ASSIGNMENT 1 - List every record label named in the excerpt about Ittai Shapira.
ASSIGNMENT 2 - Return the part of the excerpt about Ittai Shapira starting at "He continues to" and ending at "by Robert Bokor.", copied word for word.

EXCERPT TO READ -
He continues to tour as a soloist, with his own compositions, with orchestras in Austria, Brazil and the United States.

== Compositions ==
Ittai Shapira's first composition was a concerto for Solo Violin, Concierto Latino, recorded in 2011 by the London Serenata under the baton of Krzysztof Chorzelski.

He went on to compose seven Concertos:

- The Old Man and the Sea, a Violin Concerto inspired by Ernest Hemingway's short novel, released in 2012 by Champs Hill Records with the Royal Liverpool Philharmonic. The work was co-commissioned by the Madison Theatre at Molloy College for the inaugural season of the "Innovative Classics" series.
- Magyar for two Violins, dedicated to colleague Hagai Shaham, was performed and recorded in Austria in 2014 with the dedicatee and the Arpeggione Orchestra, conducted by Robert Bokor.
- The Ethics was composed for the 70th anniversary of the Theresienstadt camp. It is inspired by Brundibár, a Children's opera performed at the camp and was written in collaboration with anthropologist Natasha Zaretsky. The work premiered at Zankel Hall at Carnegie Hall in May 2015, written for Humanity in Action and co-sponsored by the Blavatnik Family Foundation.
- Sephardic Journeys, for Violin and Cello, is a musical story of the Sephardi Jews. It is a composition which examines questions of diaspora and migration, its inspiration originating from a desire to rebuild Identity, Empathy and collective memory through Music. Co-commissioned by the Krueger Foundation, it was recorded in September 2017 by the BBC National Orchestra of Wales, with cellist Thomas Carroll and conductor Rumon Gamba.
- Midnight's Children, a multidisciplinary project in close collaboration with Sir Salman Rushdie and visual artist Alexander Klingspor. The two works are coupled on a recording with the BBC National Orchestra of Wales, released by Champs Hill Records.
- Chunhyang for Violin and Soprano, a collaboration with philosopher Laureen Park.
- The Stolen Generations is a concerto for Flute and Violin inspired by music of the Métis, Inuit and First Nations.

He is also the creator of a set of Solo Violin Caprices.

== Discography ==
Ittai Shapira's discography of over 20 CD's (for labels including Champs Hill Records, EMI, Meridian Records, Sanctuary Classics, Quartz and Sony/BMG) includes both standard and contemporary repertoire. Shapira's playing is featured in the soundtrack of a film made about Daniel Pearl, The Journalist and the Jihadi, and a children's project with Brooke Shields, The Runaway Bunny. The performance was hosted by Larry King and reached an audience of 55 million on the Jerry Lewis Telethon, and was nationally televised in the US.

SUPPLIED DATA -
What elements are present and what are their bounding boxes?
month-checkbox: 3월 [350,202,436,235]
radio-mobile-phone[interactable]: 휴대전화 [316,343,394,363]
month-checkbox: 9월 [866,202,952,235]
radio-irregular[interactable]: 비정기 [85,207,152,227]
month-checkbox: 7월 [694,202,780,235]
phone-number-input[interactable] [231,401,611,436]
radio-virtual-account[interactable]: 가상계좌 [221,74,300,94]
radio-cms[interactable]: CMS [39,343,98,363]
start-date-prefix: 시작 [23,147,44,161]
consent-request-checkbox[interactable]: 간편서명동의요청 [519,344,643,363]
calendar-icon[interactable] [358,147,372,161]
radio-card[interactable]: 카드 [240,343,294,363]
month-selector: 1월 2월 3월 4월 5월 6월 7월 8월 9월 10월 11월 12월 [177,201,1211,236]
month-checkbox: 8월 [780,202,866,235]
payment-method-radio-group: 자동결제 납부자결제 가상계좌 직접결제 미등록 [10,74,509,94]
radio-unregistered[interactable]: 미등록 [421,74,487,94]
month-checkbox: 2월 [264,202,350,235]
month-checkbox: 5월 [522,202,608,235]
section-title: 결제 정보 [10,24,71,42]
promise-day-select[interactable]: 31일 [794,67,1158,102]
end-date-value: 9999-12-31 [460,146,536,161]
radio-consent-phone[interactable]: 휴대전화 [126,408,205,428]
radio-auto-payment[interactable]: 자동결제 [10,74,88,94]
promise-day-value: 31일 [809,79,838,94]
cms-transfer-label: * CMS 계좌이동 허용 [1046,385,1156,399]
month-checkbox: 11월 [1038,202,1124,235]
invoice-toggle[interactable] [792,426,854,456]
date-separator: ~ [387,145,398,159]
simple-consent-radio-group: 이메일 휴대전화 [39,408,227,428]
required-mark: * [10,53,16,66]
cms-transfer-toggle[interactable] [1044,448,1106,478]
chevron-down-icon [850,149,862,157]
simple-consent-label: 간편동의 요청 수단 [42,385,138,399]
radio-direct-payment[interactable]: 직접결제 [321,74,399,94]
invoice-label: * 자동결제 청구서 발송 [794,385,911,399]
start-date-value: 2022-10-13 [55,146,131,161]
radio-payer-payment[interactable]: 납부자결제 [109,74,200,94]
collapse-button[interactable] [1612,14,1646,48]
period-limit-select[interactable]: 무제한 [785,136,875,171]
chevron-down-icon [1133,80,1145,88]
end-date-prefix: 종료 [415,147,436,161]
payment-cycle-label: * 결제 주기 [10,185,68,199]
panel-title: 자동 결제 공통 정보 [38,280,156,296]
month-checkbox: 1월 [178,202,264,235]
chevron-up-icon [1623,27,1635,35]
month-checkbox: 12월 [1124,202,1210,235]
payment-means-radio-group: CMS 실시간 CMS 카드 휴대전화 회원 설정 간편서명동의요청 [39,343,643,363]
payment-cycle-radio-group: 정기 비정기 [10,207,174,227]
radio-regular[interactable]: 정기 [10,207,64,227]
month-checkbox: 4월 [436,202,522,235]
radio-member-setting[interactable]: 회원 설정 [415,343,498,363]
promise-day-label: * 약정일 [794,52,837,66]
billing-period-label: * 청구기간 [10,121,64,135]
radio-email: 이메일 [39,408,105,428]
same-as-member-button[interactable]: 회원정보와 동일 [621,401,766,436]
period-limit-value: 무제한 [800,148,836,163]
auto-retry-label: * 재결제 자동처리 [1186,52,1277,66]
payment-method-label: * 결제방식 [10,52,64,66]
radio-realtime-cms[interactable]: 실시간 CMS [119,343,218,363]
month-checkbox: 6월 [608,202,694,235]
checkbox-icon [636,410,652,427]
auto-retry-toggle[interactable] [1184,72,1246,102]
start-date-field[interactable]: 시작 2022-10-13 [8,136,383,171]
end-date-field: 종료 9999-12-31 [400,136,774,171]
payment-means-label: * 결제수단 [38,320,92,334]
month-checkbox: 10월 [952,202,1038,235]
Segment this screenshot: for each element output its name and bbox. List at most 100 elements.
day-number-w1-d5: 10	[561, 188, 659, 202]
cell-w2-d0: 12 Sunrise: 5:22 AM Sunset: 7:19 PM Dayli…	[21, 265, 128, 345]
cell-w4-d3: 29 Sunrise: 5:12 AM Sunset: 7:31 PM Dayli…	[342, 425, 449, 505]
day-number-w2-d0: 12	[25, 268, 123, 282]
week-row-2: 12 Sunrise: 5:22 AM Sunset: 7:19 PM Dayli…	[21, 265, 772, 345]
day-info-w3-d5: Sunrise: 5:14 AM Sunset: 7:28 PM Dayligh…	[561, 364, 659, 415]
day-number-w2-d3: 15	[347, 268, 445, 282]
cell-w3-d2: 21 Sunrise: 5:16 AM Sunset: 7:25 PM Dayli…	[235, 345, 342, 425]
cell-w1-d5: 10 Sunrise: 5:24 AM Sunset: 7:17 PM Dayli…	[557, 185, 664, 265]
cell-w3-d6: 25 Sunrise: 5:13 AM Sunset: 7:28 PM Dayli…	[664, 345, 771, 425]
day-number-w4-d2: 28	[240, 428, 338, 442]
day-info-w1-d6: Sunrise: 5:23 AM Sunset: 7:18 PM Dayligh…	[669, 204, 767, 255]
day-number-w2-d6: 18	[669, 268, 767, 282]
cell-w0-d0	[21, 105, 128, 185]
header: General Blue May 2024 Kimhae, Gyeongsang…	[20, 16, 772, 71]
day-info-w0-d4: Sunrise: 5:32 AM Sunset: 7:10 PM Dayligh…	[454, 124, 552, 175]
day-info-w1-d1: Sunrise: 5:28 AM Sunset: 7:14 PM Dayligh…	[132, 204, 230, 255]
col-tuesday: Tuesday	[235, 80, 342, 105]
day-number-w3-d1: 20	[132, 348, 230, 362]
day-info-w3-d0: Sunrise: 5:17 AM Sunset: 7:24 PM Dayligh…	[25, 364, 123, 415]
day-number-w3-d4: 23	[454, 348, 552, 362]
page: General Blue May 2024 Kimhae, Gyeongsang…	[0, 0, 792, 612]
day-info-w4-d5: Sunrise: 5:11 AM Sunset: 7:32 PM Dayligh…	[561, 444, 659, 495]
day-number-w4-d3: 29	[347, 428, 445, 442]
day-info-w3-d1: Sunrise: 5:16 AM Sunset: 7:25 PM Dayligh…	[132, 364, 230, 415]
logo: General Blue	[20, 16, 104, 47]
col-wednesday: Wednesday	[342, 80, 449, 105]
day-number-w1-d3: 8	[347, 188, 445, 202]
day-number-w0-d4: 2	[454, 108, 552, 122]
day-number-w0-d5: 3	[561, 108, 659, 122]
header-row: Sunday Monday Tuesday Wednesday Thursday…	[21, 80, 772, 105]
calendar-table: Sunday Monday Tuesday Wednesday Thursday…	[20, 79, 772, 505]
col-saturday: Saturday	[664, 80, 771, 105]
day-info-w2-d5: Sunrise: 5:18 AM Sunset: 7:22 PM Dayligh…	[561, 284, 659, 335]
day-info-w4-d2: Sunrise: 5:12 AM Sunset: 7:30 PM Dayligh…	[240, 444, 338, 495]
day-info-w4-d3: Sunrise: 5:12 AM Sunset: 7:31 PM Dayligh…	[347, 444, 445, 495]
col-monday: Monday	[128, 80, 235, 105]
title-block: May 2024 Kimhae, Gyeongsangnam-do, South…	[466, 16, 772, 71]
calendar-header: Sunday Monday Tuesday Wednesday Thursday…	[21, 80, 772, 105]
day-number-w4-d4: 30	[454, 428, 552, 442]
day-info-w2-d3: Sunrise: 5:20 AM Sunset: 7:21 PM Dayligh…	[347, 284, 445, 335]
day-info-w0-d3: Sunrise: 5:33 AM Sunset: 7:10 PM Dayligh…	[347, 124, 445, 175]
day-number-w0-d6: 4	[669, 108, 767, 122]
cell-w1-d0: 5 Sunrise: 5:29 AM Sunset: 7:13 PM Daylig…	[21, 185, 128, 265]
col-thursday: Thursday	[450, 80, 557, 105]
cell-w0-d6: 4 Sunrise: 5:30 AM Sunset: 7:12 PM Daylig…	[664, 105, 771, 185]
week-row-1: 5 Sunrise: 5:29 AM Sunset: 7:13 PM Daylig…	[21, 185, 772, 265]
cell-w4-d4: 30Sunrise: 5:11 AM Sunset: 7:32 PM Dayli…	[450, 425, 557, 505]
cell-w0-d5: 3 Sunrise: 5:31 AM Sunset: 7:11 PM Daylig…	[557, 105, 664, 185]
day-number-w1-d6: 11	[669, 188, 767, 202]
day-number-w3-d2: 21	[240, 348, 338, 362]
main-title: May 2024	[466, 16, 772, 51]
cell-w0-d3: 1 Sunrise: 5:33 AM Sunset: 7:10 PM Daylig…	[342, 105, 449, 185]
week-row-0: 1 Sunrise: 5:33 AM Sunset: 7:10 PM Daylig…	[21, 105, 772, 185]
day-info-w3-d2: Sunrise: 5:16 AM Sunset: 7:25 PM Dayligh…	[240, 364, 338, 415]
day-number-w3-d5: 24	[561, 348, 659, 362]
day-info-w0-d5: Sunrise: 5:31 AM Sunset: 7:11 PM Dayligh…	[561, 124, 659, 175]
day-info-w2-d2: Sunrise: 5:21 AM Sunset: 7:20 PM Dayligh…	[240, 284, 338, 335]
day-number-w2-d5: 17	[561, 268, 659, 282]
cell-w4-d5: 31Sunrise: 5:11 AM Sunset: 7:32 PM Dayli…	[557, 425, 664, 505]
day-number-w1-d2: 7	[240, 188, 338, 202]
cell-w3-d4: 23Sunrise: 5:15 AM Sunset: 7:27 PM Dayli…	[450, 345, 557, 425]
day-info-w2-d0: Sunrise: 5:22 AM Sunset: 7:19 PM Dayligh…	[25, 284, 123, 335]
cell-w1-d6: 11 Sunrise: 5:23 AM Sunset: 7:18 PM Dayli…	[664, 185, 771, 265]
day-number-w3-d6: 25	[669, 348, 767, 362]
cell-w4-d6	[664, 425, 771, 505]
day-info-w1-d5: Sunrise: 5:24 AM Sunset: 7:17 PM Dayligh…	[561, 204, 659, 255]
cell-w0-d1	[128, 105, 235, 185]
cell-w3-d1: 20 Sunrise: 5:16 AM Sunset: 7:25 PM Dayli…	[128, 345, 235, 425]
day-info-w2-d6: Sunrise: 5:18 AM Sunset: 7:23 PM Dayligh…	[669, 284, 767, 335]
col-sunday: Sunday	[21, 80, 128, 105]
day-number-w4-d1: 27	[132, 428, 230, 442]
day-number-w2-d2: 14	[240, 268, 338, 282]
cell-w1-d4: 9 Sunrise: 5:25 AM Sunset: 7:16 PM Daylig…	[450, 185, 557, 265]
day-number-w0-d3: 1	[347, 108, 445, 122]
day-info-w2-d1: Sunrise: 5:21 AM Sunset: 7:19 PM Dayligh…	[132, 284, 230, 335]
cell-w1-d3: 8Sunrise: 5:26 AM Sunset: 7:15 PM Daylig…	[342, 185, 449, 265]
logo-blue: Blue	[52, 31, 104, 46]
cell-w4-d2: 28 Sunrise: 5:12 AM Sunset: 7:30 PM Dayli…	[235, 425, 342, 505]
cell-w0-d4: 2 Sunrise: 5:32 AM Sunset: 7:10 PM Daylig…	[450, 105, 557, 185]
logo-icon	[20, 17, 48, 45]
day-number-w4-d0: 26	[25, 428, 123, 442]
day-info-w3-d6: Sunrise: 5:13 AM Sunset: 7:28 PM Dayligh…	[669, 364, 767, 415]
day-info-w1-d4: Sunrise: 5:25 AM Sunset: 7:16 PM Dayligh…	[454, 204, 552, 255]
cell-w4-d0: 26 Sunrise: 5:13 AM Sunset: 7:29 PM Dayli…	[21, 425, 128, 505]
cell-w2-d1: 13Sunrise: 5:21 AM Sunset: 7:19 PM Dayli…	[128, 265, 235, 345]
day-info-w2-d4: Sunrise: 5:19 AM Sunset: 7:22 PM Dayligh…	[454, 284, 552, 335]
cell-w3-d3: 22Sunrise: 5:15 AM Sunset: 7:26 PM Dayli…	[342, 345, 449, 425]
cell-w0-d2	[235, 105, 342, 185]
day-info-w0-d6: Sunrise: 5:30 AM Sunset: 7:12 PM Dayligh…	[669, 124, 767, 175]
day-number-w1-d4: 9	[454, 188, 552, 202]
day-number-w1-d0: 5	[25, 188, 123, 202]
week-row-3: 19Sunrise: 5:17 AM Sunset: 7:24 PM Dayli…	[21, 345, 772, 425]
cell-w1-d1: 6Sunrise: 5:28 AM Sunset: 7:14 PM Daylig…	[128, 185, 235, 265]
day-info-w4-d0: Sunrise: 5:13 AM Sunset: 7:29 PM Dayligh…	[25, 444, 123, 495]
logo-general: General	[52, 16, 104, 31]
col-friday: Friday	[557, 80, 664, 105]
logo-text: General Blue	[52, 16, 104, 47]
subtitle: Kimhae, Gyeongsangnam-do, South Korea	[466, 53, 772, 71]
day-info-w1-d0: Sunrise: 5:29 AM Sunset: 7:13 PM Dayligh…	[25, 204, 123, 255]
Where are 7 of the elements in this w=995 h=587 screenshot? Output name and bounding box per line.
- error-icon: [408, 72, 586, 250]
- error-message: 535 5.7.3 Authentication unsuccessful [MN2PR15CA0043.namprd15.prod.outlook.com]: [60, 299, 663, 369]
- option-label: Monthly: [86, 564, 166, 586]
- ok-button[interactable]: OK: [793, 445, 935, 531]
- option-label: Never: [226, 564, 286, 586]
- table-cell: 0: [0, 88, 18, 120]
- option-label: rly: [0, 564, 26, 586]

YOUR RESPONSE 1 - Champs Hill Records, EMI, Meridian Records, Sanctuary Classics, Quartz, Sony/BMG

YOUR RESPONSE 2 -
He continues to tour as a soloist, with his own compositions, with orchestras in Austria, Brazil and the United States.

== Compositions ==
Ittai Shapira's first composition was a concerto for Solo Violin, Concierto Latino, recorded in 2011 by the London Serenata under the baton of Krzysztof Chorzelski.

He went on to compose seven Concertos:

- The Old Man and the Sea, a Violin Concerto inspired by Ernest Hemingway's short novel, released in 2012 by Champs Hill Records with the Royal Liverpool Philharmonic. The work was co-commissioned by the Madison Theatre at Molloy College for the inaugural season of the "Innovative Classics" series.
- Magyar for two Violins, dedicated to colleague Hagai Shaham, was performed and recorded in Austria in 2014 with the dedicatee and the Arpeggione Orchestra, conducted by Robert Bokor.